* BEGIN Quoted passage *

I'm Building a Service — Alone, Assisted by AI — to Let People Fly Leve

Leve is a clothing rental service for Brazilian travelers who want to fly without a suitcase. I built it as a solo founder and designer, using AI throughout as a thinking partner that let me move faster and go deeper than I could have alone.

Leve — clothes floating in the sky with the Leve script logo

The Problem

Packing is a tax on travel. The decisions the night before, the carry-on uncertainty at booking, the baggage fee surprises at check-in, the claim wait on arrival. Brazilian airlines now charge R$80–300 per checked bag — a round trip for a three-day work visit can cost more in fees than in the flight itself.

The problem isn't that travelers need better luggage. It's that they need to stop carrying clothes at all.

Existing solutions don't solve this. Hotel laundry is slow and expensive. Buying at the destination wastes time and money. Clothing rental exists in Brazil, but only for formal occasions — not for the functional wardrobe a business traveler actually needs.

Leve airport campaign — Forget a bag. Travel Leve.

The Role of AI

Leve is a concept-stage product, which meant I had to simultaneously think like a founder, an operator, and a designer — often in the same afternoon. I used AI as a collaborator across every phase.

During discovery, I used it to pressure-test assumptions: what operational dependencies would make or break a laundry logistics network? Where does clothing rental already exist in Brazil, and what made those services work? AI helped me move through domain research — airport real estate, RFID inventory systems, industrial laundry SLAs — without losing weeks to background reading.

During the service design phase, I used AI to co-develop and stress-test the pricing and deposit model, running through scenarios for customer behavior (what happens when 20% of customers keep the items? what does that do to blended margin?) before committing to a structure.

During the design process, I used AI to draft, challenge, and refine the product narrative — including this case study. The goal wasn't automation. It was compression: getting to a better decision faster by having something to react to rather than starting from blank.

The result is a product that reflects genuine system thinking, not just a surface-level concept.

Discovery

Leve came from a frustration I kept running into: the weight of a suitcase through an airport, the low-grade paranoia of keeping it in sight, the baggage fee you didn't budget for. To make that friction tangible in the business plan, I wrote a scenario — a traveler who leaves his bag in an Uber trunk on the way to Congonhas, São Paulo's busiest domestic airport, scrambles to get it back, pays R$36 at check-in anyway, and lands to see an ad that reads "forget a suitcase." The point wasn't documentation. It was compression: one scene that makes the problem feel inevitable rather than optional.

From there I mapped the traveler journey end to end — from packing the night before to hotel check-in — identifying every friction point where clothing was the cause. I looked at where rental behavior already existed in Brazil to understand what customers were culturally prepared for, and dug into the operational dependencies that would make or break the service: airport real estate, laundry logistics, inventory tracking.

The sharpest insight wasn't about suitcases. It was about clothing itself: travelers on short business trips don't care what they wear as long as it's clean, fits, and looks reasonable. Fashion isn't the job. Removing a decision is.

Leve brand moodboard — airport imagery, color palette, and logotype exploration

Design Approach

The product is built around one principle: the fewer decisions a traveler has to make, the more valuable the service becomes.

* END Quoted passage *
* BEGIN Excerpted data *

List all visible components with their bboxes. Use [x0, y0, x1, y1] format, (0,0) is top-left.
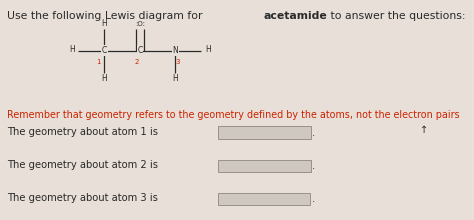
Text: H: H: [101, 18, 107, 28]
Text: N: N: [173, 46, 178, 55]
Text: acetamide: acetamide: [264, 11, 328, 21]
Text: The geometry about atom 1 is: The geometry about atom 1 is: [7, 127, 158, 137]
Text: H: H: [173, 74, 178, 83]
Text: 3: 3: [175, 59, 180, 65]
FancyBboxPatch shape: [218, 192, 310, 205]
Text: .: .: [312, 128, 315, 138]
Text: H: H: [101, 74, 107, 83]
Text: C: C: [137, 46, 143, 55]
Text: C: C: [101, 46, 107, 55]
Text: .: .: [312, 161, 315, 171]
Text: The geometry about atom 2 is: The geometry about atom 2 is: [7, 160, 158, 170]
FancyBboxPatch shape: [218, 160, 310, 172]
Text: H: H: [205, 46, 210, 54]
Text: Use the following Lewis diagram for: Use the following Lewis diagram for: [7, 11, 206, 21]
Text: ↑: ↑: [420, 125, 428, 135]
Text: H: H: [69, 46, 75, 54]
Text: :O:: :O:: [135, 22, 145, 28]
FancyBboxPatch shape: [218, 126, 310, 139]
Text: 2: 2: [135, 59, 139, 65]
Text: to answer the questions:: to answer the questions:: [328, 11, 466, 21]
Text: 1: 1: [96, 59, 101, 65]
Text: The geometry about atom 3 is: The geometry about atom 3 is: [7, 193, 158, 203]
Text: Remember that geometry refers to the geometry defined by the atoms, not the elec: Remember that geometry refers to the geo…: [7, 110, 460, 120]
Text: .: .: [312, 194, 315, 204]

* END Excerpted data *

Brief 1: From the Leve case study, copy the passage between "During the service" and "starting from blank.", inclusive.
Brief 2: According to the Leve case study, how much do Brazilian airlines now charge per checked bag?
Brief 3: Pick up the Leve case study after its last sentence and keep writing.

Reply 1:
During the service design phase, I used AI to co-develop and stress-test the pricing and deposit model, running through scenarios for customer behavior (what happens when 20% of customers keep the items? what does that do to blended margin?) before committing to a structure.

During the design process, I used AI to draft, challenge, and refine the product narrative — including this case study. The goal wasn't automation. It was compression: getting to a better decision faster by having something to react to rather than starting from blank.

Reply 2: R$80–300 per checked bag.

Reply 3:
Controlled freedom, not open choice. Travelers pick exactly the items they need — but from a catalog tight enough that the decision is never hard. Five item types, 2–3 neutral colors each, one brand. The constraint is the design: enough variety to feel personal, few enough options to avoid the paralysis that sinks most rental services.

Three pickup modes, one information model. Smart locker (passcode on app, 24/7), staffed counter (peak hours), or hotel delivery (premium). Meaningfully different physical experiences, but a single booking flow and return logic. The model doesn't branch — it resolves differently at the edge.

Deposit as trust infrastructure. Instead of threatening customers with penalties, the deposit model incentivizes returns: 60% of the rental fee refunded on drop-off. Customers who keep items are automatically converted to a purchase, which becomes a revenue stream rather than a loss.

Operational transparency as product feature. Every garment shows rental count and last-cleaned date in the app — a direct answer to the most instinctive objection to rental clothing, without requiring the customer to ask.

Leve service flow diagram — traveler, app, locker, staff, and payment interactions

Key Decisions

Deposit-and-refund over penalty-on-loss. Early versions of the return model led with damage fees and loss penalties. Analogous services (car rentals, equipment rentals) showed that penalty-forward framing increases anxiety without improving return rates. The deposit model reframes it: you're not risking a fine, you're recovering money you already paid. For a service asking customers to adopt a new behavior, trust architecture matters as much as interaction design.

À la carte as the default, kits as the shortcut. Curated kits seem like they reduce friction — fewer decisions, faster checkout. But a traveler on a 3-day trip who needs two shirts and one pair of pants is forced to over-rent or awkwardly customize. À la carte with a tight catalog gives accuracy without overwhelm. Kits stayed, but got demoted.

Smart lockers as the primary pickup surface. Staffed counters have hours and cost money. Lockers are 24/7, autonomous, and scalable — and a visible locker wall in a high-traffic arrivals area is a permanent brand presence that a small counter can't match. The kiosk layout was designed around the lockers, not the other way around.

Interface Walkthrough

A returning customer books in under a minute. The app pre-fills trip dates from calendar sync; their previous item selection is one tap to reorder. They choose locker pickup, confirm, and receive an SMS with locker number and passcode when their flight lands.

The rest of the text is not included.